To be done –
Copy the following records exactly as they appear, without changing any line.

Provided information –

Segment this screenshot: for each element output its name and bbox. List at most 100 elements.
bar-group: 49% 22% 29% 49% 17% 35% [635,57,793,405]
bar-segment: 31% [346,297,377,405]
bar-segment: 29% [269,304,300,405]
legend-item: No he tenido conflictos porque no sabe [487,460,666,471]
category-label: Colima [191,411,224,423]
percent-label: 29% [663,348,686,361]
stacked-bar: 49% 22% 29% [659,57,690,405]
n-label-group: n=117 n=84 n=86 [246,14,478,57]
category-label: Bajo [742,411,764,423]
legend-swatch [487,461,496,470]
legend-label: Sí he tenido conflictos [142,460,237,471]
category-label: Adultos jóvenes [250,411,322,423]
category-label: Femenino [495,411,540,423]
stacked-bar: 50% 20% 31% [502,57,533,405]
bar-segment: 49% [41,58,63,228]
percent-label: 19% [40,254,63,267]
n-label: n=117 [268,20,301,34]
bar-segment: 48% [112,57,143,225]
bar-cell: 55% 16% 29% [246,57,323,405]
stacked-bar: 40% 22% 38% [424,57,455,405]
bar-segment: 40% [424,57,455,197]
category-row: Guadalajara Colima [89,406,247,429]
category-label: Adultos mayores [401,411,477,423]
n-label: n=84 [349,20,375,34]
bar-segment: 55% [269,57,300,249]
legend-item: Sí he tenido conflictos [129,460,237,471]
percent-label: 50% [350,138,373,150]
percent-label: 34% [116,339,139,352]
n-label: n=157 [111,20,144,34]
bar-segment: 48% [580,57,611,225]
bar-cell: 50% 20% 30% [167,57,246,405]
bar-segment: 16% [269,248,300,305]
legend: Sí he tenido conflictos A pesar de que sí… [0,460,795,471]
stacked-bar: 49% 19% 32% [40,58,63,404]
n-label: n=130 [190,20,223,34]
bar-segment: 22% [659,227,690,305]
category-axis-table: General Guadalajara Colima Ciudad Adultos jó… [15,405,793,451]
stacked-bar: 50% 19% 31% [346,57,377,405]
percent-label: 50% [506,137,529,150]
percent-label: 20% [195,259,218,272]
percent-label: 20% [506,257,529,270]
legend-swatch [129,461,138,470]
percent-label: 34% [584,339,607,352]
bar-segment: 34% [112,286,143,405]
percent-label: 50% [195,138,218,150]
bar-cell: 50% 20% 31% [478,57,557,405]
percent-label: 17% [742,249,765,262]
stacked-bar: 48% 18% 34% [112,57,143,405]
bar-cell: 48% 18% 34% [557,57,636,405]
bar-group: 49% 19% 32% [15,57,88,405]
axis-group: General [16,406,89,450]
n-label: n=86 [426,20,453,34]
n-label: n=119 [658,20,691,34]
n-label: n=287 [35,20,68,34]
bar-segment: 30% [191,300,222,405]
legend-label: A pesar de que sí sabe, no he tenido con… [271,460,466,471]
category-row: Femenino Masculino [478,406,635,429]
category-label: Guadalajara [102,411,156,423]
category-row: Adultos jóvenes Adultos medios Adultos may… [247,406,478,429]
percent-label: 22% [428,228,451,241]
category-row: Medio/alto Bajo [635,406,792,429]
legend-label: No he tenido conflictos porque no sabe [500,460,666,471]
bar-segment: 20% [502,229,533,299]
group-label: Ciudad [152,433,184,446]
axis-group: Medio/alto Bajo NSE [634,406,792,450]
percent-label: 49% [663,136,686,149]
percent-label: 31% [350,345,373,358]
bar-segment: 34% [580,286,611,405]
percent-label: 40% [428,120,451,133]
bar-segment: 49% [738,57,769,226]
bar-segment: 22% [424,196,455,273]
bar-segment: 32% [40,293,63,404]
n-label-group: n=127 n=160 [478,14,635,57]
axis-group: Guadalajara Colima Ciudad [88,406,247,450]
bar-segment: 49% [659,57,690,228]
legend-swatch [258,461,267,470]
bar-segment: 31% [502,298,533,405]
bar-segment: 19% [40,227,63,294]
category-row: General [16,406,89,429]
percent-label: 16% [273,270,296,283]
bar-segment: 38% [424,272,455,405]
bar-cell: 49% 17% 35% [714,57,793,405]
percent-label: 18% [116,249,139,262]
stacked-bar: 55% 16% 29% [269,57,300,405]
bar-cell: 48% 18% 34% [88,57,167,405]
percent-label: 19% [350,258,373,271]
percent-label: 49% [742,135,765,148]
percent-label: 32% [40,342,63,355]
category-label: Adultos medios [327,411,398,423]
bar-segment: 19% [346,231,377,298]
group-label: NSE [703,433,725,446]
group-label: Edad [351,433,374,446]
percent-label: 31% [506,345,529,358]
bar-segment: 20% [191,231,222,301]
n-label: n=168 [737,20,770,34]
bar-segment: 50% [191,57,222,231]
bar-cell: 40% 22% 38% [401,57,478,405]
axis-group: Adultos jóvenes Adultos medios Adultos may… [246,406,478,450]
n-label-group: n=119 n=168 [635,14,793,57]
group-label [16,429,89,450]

Task result –
Segment this screenshot: for each element output its name and bbox. List at most 100 elements.
bar-group: 49% 22% 29% 49% 17% 35% [635,57,793,405]
bar-segment: 31% [346,297,377,405]
bar-segment: 29% [269,304,300,405]
legend-item: No he tenido conflictos porque no sabe [487,460,666,471]
category-label: Colima [191,411,224,423]
percent-label: 29% [663,348,686,361]
stacked-bar: 49% 22% 29% [659,57,690,405]
n-label-group: n=117 n=84 n=86 [246,14,478,57]
category-label: Bajo [742,411,764,423]
legend-swatch [487,461,496,470]
legend-label: Sí he tenido conflictos [142,460,237,471]
category-label: Adultos jóvenes [250,411,322,423]
category-label: Femenino [495,411,540,423]
stacked-bar: 50% 20% 31% [502,57,533,405]
bar-segment: 49% [41,58,63,228]
percent-label: 19% [40,254,63,267]
n-label: n=117 [268,20,301,34]
bar-segment: 48% [112,57,143,225]
bar-cell: 55% 16% 29% [246,57,323,405]
stacked-bar: 40% 22% 38% [424,57,455,405]
bar-segment: 40% [424,57,455,197]
category-row: Guadalajara Colima [89,406,247,429]
category-label: Adultos mayores [401,411,477,423]
n-label: n=84 [349,20,375,34]
bar-segment: 55% [269,57,300,249]
legend-item: Sí he tenido conflictos [129,460,237,471]
percent-label: 50% [350,138,373,150]
percent-label: 34% [116,339,139,352]
n-label: n=157 [111,20,144,34]
bar-segment: 48% [580,57,611,225]
bar-cell: 50% 20% 30% [167,57,246,405]
bar-segment: 16% [269,248,300,305]
legend: Sí he tenido conflictos A pesar de que sí… [0,460,795,471]
stacked-bar: 49% 19% 32% [40,58,63,404]
n-label: n=130 [190,20,223,34]
bar-segment: 22% [659,227,690,305]
category-axis-table: General Guadalajara Colima Ciudad Adultos jó… [15,405,793,451]
stacked-bar: 50% 19% 31% [346,57,377,405]
percent-label: 50% [506,137,529,150]
percent-label: 20% [195,259,218,272]
percent-label: 20% [506,257,529,270]
legend-swatch [129,461,138,470]
percent-label: 34% [584,339,607,352]
bar-segment: 34% [112,286,143,405]
percent-label: 50% [195,138,218,150]
bar-cell: 50% 20% 31% [478,57,557,405]
percent-label: 17% [742,249,765,262]
stacked-bar: 48% 18% 34% [112,57,143,405]
bar-cell: 48% 18% 34% [557,57,636,405]
bar-group: 49% 19% 32% [15,57,88,405]
axis-group: General [16,406,89,450]
n-label: n=86 [426,20,453,34]
n-label: n=119 [658,20,691,34]
n-label: n=287 [35,20,68,34]
bar-segment: 30% [191,300,222,405]
legend-label: A pesar de que sí sabe, no he tenido con… [271,460,466,471]
category-row: Femenino Masculino [478,406,635,429]
category-label: Guadalajara [102,411,156,423]
category-row: Adultos jóvenes Adultos medios Adultos may… [247,406,478,429]
percent-label: 22% [428,228,451,241]
category-row: Medio/alto Bajo [635,406,792,429]
legend-label: No he tenido conflictos porque no sabe [500,460,666,471]
bar-segment: 20% [502,229,533,299]
group-label: Ciudad [152,433,184,446]
axis-group: Medio/alto Bajo NSE [634,406,792,450]
percent-label: 49% [663,136,686,149]
percent-label: 31% [350,345,373,358]
bar-segment: 34% [580,286,611,405]
percent-label: 40% [428,120,451,133]
bar-segment: 49% [738,57,769,226]
bar-segment: 22% [424,196,455,273]
bar-segment: 32% [40,293,63,404]
n-label-group: n=127 n=160 [478,14,635,57]
axis-group: Guadalajara Colima Ciudad [88,406,247,450]
bar-segment: 49% [659,57,690,228]
legend-swatch [258,461,267,470]
bar-segment: 31% [502,298,533,405]
bar-segment: 19% [40,227,63,294]
category-row: General [16,406,89,429]
percent-label: 16% [273,270,296,283]
bar-segment: 38% [424,272,455,405]
bar-cell: 49% 17% 35% [714,57,793,405]
percent-label: 18% [116,249,139,262]
stacked-bar: 55% 16% 29% [269,57,300,405]
bar-cell: 48% 18% 34% [88,57,167,405]
percent-label: 19% [350,258,373,271]
percent-label: 49% [742,135,765,148]
percent-label: 32% [40,342,63,355]
category-label: Adultos medios [327,411,398,423]
bar-segment: 19% [346,231,377,298]
group-label: NSE [703,433,725,446]
group-label: Edad [351,433,374,446]
percent-label: 31% [506,345,529,358]
bar-segment: 20% [191,231,222,301]
n-label: n=168 [737,20,770,34]
bar-segment: 50% [191,57,222,231]
bar-cell: 40% 22% 38% [401,57,478,405]
axis-group: Adultos jóvenes Adultos medios Adultos may… [246,406,478,450]
n-label-group: n=119 n=168 [635,14,793,57]
group-label [16,429,89,450]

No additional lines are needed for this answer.